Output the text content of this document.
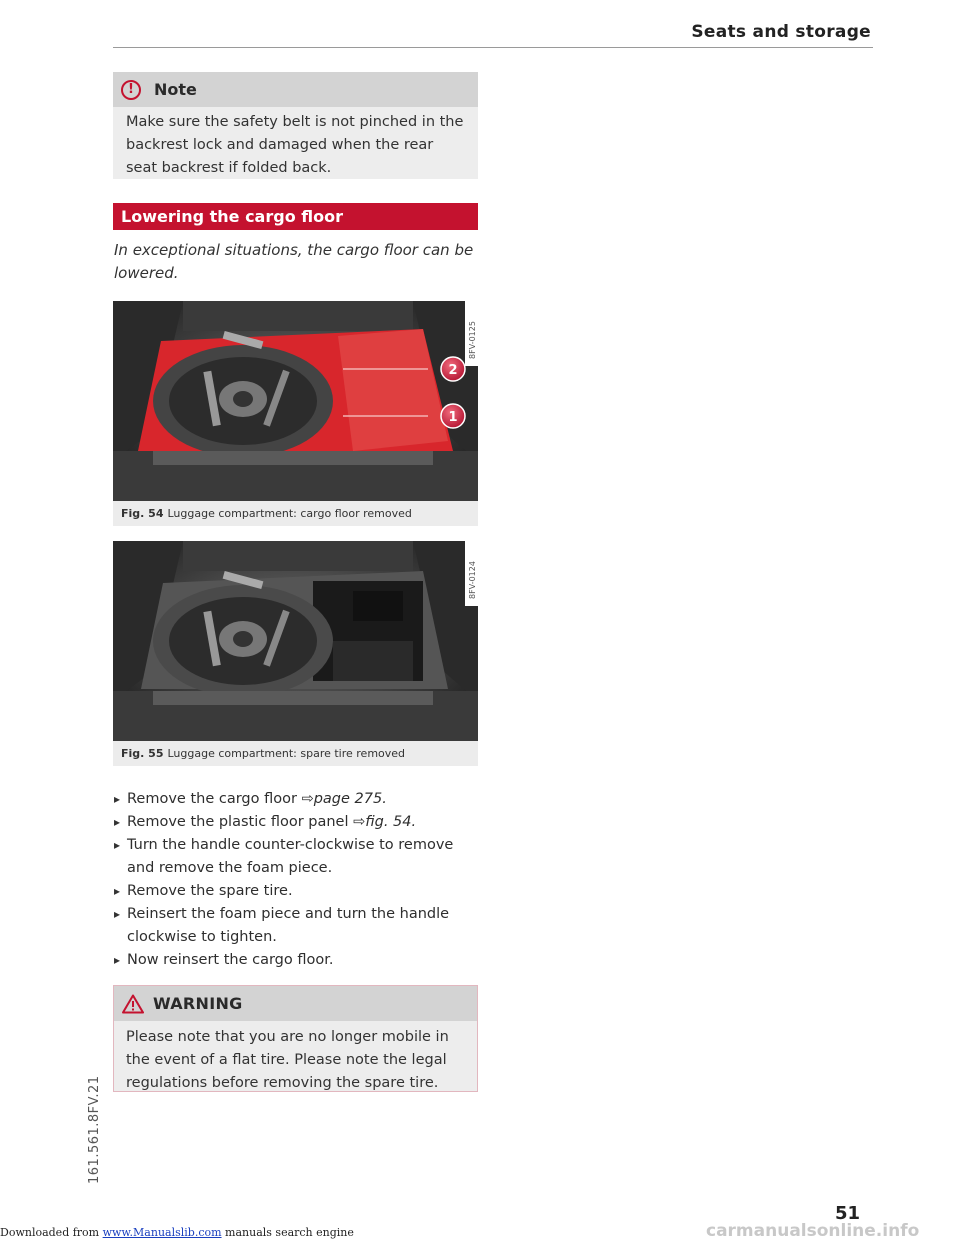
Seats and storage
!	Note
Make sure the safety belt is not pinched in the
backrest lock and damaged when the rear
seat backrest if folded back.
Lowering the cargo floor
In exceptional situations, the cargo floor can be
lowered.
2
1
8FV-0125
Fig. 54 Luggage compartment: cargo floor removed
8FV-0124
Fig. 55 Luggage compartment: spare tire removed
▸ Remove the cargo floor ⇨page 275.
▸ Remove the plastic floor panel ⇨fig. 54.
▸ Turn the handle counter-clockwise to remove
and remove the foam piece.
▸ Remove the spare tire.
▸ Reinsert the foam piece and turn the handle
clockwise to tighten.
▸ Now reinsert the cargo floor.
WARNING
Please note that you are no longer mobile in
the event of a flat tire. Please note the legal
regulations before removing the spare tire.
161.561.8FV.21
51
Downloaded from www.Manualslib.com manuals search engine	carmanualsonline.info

- - - - - - -

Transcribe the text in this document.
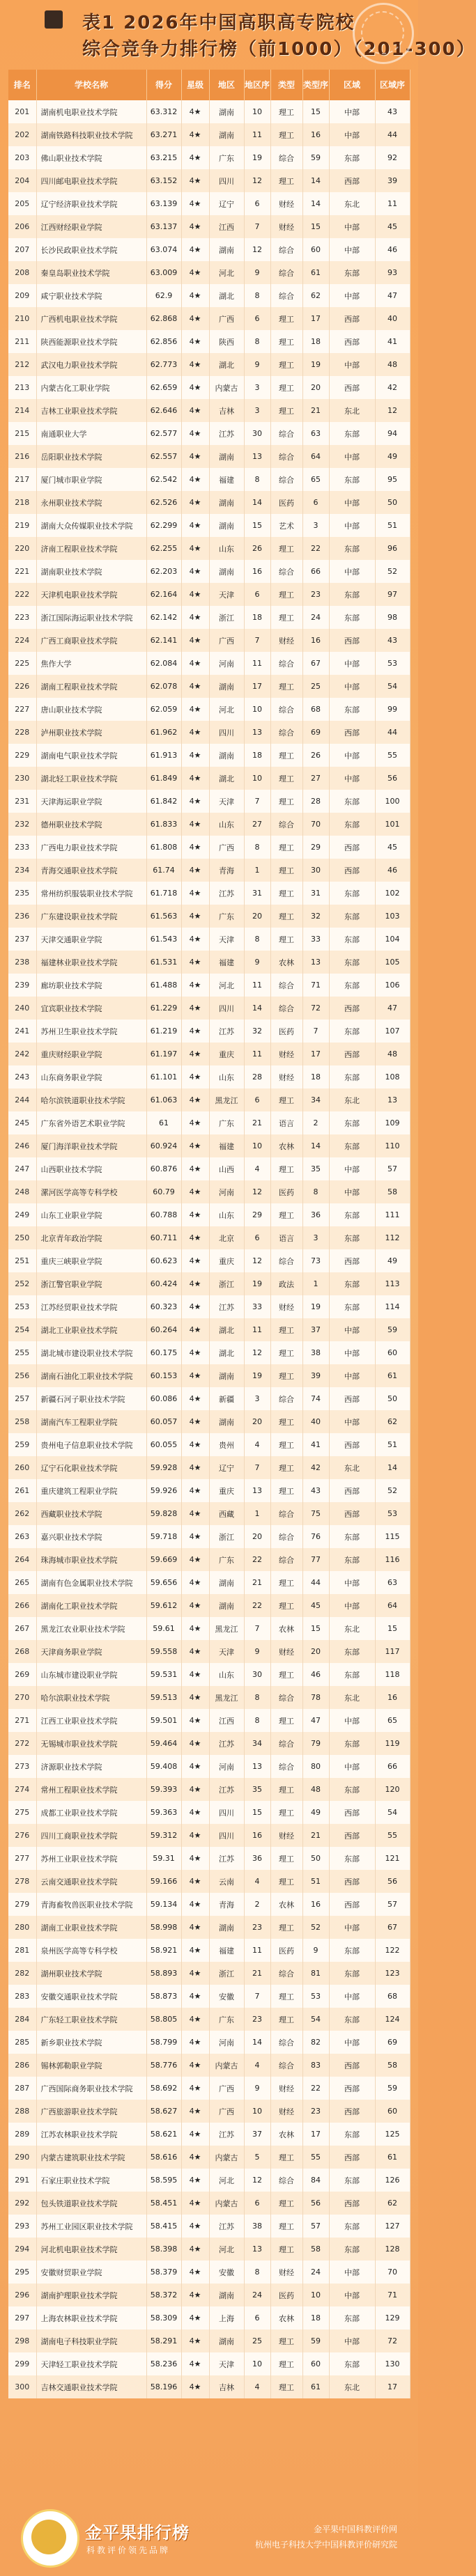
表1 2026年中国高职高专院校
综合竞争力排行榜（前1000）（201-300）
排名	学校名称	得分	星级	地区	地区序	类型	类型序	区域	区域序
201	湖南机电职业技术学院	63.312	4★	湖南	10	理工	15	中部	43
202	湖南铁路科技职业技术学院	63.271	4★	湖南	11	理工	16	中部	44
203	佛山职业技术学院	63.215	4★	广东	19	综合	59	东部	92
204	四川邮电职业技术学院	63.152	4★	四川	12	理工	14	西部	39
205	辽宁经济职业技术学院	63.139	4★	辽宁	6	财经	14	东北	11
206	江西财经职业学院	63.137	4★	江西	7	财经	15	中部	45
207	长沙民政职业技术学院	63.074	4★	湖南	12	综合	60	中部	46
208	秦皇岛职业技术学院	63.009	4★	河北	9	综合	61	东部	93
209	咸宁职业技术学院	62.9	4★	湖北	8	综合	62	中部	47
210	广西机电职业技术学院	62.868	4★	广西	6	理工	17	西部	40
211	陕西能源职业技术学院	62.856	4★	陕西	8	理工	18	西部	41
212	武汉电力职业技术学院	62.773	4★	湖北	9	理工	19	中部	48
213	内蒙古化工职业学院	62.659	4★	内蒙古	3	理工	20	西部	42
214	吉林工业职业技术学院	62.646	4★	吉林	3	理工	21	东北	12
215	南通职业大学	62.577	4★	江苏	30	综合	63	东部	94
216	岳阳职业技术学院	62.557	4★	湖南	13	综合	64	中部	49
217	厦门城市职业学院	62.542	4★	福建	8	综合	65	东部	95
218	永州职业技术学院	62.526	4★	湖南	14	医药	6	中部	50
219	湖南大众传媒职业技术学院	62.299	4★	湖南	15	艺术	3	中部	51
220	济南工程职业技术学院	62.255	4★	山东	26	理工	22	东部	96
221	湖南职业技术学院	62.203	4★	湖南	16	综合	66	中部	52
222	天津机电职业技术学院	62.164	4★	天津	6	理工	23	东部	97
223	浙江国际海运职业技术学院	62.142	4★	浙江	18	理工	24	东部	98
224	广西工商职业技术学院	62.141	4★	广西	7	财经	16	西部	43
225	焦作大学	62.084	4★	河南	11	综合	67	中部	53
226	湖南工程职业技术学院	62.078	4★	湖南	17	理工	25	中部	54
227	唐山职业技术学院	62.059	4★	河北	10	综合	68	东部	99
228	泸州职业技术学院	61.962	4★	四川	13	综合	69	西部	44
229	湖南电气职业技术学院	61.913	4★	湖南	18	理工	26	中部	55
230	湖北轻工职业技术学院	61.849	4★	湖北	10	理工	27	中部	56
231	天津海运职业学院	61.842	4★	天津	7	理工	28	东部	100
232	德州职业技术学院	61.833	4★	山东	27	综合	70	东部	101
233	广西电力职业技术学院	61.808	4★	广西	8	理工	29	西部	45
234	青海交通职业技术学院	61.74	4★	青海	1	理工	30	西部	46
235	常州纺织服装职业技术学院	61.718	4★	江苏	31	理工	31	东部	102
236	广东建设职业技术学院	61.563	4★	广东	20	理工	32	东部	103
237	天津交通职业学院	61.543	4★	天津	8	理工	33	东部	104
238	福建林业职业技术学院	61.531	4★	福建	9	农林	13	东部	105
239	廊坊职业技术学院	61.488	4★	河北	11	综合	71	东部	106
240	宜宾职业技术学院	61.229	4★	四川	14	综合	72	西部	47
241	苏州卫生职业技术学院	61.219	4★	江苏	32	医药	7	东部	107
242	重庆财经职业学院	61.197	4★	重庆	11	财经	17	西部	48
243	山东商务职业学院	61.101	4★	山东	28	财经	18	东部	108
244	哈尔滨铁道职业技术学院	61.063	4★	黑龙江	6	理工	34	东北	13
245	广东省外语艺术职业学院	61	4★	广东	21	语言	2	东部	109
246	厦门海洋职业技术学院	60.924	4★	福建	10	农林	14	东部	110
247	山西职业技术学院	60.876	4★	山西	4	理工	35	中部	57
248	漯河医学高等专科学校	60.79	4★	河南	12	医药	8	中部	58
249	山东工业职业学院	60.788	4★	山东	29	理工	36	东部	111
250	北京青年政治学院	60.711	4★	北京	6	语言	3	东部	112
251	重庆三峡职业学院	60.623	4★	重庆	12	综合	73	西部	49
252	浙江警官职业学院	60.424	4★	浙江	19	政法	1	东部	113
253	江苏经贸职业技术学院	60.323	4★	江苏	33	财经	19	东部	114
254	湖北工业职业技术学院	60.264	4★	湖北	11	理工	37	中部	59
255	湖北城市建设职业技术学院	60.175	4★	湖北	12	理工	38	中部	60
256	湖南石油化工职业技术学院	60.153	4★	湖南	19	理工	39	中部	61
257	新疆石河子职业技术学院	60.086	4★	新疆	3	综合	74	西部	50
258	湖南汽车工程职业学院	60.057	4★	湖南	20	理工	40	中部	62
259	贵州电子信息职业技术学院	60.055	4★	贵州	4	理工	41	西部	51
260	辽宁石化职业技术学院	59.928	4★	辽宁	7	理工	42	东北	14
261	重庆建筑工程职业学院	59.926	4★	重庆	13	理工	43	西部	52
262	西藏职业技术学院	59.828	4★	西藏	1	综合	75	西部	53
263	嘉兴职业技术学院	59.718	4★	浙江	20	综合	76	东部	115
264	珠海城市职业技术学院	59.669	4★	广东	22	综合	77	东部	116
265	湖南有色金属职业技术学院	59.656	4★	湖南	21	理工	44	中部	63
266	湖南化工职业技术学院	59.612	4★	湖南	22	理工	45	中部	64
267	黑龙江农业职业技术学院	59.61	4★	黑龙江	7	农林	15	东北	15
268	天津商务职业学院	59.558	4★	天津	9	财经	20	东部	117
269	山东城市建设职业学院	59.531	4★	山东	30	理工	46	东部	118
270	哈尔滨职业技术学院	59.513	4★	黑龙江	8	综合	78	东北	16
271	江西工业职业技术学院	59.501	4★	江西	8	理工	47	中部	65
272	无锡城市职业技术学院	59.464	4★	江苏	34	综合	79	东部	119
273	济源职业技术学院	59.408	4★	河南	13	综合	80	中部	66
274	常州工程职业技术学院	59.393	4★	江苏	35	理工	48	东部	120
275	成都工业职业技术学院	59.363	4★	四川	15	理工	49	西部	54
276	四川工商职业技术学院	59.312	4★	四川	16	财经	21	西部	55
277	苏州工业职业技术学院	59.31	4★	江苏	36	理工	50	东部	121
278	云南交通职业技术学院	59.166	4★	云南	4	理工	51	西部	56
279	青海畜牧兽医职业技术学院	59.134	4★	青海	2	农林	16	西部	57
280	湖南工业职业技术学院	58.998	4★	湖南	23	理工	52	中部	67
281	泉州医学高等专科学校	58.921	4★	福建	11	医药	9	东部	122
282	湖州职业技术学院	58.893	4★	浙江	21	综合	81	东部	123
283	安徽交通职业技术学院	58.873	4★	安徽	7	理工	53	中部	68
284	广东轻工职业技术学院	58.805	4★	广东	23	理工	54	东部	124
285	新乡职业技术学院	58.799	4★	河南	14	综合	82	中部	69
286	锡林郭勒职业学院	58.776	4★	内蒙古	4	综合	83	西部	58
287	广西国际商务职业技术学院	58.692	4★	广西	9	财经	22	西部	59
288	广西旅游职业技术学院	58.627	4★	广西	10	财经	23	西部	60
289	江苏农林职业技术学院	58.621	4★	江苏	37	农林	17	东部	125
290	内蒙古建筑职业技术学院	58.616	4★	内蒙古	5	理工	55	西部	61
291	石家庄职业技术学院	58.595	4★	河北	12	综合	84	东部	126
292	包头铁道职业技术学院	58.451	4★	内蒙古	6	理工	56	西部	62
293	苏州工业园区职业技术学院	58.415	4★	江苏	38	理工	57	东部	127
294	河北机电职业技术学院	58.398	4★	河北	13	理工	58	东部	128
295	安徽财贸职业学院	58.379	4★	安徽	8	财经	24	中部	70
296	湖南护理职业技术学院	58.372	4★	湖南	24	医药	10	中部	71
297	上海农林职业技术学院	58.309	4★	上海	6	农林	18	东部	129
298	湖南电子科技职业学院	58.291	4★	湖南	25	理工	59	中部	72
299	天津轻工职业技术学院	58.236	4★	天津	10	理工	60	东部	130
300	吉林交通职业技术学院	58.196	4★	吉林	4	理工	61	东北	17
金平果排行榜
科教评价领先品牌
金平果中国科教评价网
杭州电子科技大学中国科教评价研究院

- - - - - - -

- [What you will do]: Copy each line containing the word "floor" from the data.

- [Written answer]:
Lowering the cargo floor
In exceptional situations, the cargo floor can be
Fig. 54 Luggage compartment: cargo floor removed
▸ Remove the cargo floor ⇨page 275.
▸ Remove the plastic floor panel ⇨fig. 54.
▸ Now reinsert the cargo floor.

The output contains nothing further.